■ **Task requirements**
Skip all pictures, then print the remaining material exactly.

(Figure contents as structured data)
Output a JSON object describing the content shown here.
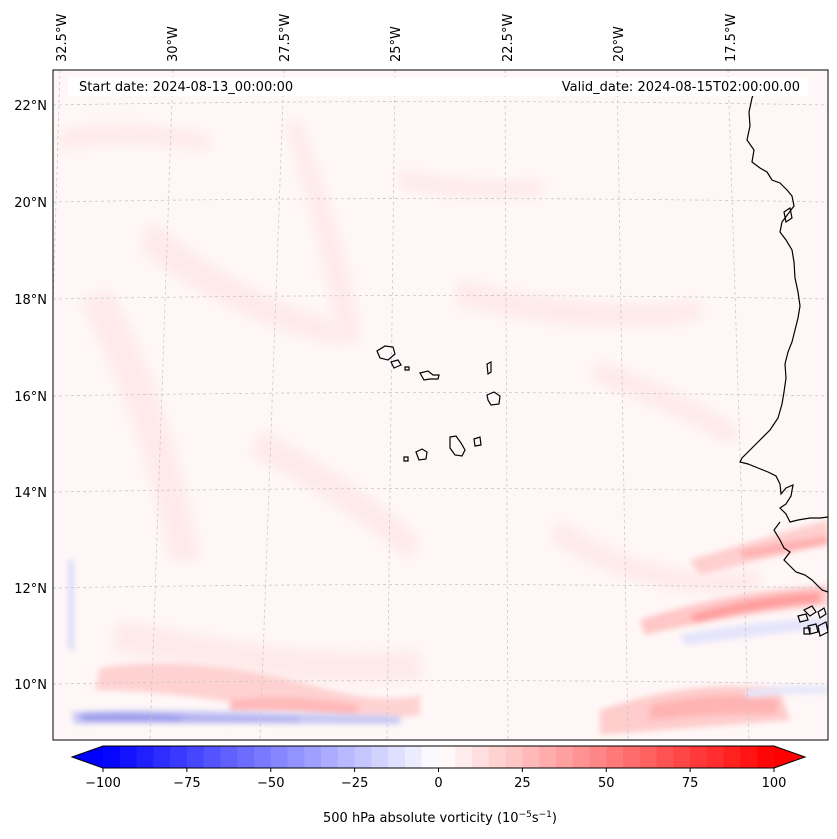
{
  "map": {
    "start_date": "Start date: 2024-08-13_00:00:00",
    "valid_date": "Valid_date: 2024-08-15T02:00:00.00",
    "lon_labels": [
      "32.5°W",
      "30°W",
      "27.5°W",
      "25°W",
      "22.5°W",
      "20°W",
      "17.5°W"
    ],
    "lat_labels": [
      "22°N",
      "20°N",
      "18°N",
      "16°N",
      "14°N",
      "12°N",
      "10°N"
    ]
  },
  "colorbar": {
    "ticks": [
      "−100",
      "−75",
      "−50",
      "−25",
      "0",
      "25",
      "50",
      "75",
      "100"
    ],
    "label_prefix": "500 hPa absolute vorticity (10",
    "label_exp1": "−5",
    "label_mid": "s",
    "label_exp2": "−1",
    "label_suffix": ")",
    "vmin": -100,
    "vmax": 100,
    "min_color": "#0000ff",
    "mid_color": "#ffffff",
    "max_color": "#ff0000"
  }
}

■ **The result**
Output a JSON object describing the content shown here.
{
  "map": {
    "start_date": "Start date: 2024-08-13_00:00:00",
    "valid_date": "Valid_date: 2024-08-15T02:00:00.00",
    "lon_labels": [
      "32.5°W",
      "30°W",
      "27.5°W",
      "25°W",
      "22.5°W",
      "20°W",
      "17.5°W"
    ],
    "lat_labels": [
      "22°N",
      "20°N",
      "18°N",
      "16°N",
      "14°N",
      "12°N",
      "10°N"
    ]
  },
  "colorbar": {
    "ticks": [
      "−100",
      "−75",
      "−50",
      "−25",
      "0",
      "25",
      "50",
      "75",
      "100"
    ],
    "label_prefix": "500 hPa absolute vorticity (10",
    "label_exp1": "−5",
    "label_mid": "s",
    "label_exp2": "−1",
    "label_suffix": ")",
    "vmin": -100,
    "vmax": 100,
    "min_color": "#0000ff",
    "mid_color": "#ffffff",
    "max_color": "#ff0000"
  }
}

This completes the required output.